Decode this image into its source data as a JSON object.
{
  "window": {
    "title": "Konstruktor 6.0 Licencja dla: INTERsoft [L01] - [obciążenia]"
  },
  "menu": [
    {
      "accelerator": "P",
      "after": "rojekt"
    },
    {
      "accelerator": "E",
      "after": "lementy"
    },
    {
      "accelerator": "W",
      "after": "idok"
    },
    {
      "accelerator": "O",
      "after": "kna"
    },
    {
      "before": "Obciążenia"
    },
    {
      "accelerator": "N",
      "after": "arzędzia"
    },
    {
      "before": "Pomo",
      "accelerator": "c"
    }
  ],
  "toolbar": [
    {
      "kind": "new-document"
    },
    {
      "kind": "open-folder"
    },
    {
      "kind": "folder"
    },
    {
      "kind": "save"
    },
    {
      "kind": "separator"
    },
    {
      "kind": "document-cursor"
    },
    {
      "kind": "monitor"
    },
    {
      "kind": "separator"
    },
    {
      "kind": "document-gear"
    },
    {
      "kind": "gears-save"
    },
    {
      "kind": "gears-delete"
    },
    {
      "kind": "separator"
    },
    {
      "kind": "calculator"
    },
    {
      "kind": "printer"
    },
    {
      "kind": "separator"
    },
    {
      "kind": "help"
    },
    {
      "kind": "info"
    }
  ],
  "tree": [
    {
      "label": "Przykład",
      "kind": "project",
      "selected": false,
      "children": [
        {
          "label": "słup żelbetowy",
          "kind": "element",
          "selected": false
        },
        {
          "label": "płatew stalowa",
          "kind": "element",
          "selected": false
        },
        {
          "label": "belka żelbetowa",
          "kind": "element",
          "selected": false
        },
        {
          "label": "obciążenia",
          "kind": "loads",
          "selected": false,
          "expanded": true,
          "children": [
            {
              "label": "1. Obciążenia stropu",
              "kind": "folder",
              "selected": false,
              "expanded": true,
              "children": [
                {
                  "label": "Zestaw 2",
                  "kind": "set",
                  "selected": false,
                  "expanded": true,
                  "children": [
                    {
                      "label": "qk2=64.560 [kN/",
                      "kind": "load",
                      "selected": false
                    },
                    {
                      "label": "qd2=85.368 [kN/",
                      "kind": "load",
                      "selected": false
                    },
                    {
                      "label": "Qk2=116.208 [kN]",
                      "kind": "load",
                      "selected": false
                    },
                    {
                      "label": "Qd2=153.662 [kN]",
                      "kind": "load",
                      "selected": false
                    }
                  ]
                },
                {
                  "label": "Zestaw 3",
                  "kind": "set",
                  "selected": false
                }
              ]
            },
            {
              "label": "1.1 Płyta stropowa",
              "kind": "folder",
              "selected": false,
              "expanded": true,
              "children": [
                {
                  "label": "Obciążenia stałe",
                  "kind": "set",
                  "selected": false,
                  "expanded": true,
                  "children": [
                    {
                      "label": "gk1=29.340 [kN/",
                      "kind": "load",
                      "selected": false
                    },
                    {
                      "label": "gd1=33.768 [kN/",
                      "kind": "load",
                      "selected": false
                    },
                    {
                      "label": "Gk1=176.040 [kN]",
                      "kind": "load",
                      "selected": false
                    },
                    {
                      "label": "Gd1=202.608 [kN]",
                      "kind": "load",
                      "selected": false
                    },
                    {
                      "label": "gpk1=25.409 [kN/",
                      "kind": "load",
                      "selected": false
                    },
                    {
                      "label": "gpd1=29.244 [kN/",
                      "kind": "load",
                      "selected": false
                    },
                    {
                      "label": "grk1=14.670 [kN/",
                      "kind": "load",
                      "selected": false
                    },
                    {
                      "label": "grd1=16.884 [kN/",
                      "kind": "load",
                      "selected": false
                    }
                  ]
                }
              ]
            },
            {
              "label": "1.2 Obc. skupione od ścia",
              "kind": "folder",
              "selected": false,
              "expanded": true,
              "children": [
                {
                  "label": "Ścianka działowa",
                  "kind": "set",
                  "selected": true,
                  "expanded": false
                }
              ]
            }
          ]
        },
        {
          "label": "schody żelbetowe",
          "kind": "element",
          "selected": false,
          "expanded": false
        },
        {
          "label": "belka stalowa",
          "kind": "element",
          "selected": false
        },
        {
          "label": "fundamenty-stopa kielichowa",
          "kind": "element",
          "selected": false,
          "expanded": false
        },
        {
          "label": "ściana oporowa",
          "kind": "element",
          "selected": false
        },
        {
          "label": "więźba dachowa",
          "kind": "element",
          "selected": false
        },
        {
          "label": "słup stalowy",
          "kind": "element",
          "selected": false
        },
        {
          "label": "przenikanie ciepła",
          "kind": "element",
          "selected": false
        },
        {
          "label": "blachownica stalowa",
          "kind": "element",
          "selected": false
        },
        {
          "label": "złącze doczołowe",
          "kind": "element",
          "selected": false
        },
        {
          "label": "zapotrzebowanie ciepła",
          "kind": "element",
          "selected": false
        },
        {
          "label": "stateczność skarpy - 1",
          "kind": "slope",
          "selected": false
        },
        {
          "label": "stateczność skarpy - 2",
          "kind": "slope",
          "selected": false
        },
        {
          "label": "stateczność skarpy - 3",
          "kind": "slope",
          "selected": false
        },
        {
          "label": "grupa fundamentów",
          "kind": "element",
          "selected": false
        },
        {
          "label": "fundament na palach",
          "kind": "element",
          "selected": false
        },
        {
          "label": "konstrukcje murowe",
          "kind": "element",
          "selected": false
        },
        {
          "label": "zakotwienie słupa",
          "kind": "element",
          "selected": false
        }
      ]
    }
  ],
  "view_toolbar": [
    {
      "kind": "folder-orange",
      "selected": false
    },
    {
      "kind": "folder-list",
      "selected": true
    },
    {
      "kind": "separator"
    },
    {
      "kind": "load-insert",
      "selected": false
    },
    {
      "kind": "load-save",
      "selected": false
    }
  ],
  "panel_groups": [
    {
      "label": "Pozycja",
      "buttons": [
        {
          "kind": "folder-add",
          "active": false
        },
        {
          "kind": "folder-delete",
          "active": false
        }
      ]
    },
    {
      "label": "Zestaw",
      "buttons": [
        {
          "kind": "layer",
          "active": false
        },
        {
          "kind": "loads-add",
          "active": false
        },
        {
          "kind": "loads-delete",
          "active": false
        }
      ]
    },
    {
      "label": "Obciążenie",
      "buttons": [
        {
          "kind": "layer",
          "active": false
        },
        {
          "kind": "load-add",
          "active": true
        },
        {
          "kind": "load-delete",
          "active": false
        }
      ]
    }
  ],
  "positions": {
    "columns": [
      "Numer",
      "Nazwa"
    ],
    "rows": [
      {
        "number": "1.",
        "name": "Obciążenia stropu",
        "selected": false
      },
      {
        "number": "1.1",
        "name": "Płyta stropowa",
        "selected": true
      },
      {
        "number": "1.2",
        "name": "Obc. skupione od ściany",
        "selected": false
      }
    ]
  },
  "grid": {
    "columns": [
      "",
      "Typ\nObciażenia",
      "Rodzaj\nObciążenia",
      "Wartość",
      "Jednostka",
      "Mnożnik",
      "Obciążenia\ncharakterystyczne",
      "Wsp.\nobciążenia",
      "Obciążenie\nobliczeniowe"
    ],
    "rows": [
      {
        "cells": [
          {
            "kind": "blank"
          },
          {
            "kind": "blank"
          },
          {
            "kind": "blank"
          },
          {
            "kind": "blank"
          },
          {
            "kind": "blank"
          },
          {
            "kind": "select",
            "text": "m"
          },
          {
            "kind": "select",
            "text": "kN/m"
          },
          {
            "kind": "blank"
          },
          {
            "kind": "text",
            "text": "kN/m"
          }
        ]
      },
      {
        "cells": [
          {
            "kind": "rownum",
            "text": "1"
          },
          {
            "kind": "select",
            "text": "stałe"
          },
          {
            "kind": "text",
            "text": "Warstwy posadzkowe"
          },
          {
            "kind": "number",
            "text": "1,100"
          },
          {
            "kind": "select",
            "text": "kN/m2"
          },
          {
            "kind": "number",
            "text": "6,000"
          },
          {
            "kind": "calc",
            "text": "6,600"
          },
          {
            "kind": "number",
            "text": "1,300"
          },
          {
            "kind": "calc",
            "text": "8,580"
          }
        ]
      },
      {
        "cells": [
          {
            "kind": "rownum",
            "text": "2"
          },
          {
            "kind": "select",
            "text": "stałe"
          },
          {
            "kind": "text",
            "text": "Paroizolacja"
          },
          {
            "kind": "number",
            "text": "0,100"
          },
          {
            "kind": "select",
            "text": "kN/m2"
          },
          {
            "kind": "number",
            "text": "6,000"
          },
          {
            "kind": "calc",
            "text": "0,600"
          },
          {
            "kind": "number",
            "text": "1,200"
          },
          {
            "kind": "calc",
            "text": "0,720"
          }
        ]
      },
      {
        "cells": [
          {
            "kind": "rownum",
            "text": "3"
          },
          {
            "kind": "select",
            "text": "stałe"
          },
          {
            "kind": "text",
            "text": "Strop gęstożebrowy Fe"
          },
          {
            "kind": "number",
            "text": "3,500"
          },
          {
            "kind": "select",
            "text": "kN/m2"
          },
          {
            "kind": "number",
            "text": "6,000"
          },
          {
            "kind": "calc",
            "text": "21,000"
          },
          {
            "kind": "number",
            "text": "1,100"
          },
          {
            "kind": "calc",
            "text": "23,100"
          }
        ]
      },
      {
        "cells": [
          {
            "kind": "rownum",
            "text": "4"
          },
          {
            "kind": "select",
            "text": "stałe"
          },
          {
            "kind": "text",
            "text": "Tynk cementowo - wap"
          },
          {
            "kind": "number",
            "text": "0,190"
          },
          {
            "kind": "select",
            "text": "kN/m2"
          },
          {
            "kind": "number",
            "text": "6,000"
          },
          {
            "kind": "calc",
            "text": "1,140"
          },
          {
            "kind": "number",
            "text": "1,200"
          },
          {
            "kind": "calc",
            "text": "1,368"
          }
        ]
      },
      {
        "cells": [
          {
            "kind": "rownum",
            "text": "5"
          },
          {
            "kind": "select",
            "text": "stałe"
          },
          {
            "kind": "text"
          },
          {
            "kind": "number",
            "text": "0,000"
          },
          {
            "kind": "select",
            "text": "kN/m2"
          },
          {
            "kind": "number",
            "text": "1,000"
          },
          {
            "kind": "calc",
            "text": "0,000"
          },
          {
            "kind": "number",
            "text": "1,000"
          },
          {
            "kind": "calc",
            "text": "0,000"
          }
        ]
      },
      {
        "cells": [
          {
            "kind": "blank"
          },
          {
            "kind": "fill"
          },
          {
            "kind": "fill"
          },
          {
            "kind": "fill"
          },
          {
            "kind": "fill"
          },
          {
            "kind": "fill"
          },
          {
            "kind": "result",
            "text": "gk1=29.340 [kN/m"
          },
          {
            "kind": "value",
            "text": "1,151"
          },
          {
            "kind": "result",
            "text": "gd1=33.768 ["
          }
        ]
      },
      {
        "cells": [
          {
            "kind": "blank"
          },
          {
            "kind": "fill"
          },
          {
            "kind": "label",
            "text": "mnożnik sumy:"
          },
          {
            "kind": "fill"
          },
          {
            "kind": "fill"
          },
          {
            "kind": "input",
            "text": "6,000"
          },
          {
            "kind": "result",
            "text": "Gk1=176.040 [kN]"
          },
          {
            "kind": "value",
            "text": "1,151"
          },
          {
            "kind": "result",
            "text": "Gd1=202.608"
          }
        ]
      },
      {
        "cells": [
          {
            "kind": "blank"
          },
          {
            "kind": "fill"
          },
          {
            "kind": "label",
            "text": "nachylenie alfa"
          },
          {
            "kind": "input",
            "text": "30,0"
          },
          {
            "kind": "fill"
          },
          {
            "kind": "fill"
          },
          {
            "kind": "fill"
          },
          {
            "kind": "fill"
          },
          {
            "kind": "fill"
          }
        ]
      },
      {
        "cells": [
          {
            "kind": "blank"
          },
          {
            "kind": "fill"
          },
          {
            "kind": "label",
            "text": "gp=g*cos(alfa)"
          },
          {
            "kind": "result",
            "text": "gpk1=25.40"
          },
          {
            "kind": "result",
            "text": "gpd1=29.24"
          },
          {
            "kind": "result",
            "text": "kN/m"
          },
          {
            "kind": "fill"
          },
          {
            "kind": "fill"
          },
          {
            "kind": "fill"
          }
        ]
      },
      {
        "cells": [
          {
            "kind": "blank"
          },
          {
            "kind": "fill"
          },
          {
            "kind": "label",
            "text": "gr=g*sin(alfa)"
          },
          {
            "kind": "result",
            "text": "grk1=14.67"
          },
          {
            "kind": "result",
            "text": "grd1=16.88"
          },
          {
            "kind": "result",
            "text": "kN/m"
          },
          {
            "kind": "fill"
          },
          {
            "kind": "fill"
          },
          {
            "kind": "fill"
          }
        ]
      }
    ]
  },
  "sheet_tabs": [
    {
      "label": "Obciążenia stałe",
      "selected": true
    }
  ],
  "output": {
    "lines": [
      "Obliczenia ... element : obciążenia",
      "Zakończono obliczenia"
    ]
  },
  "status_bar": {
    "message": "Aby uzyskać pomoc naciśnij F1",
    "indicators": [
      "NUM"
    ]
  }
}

┄┄┄┄┄┄┄┄┄┄

*What you should do:*
Pick out every line above that holds the word "stropowa" and copy it.

*Final answer:*
              "label": "1.1 Płyta stropowa",
        "name": "Płyta stropowa",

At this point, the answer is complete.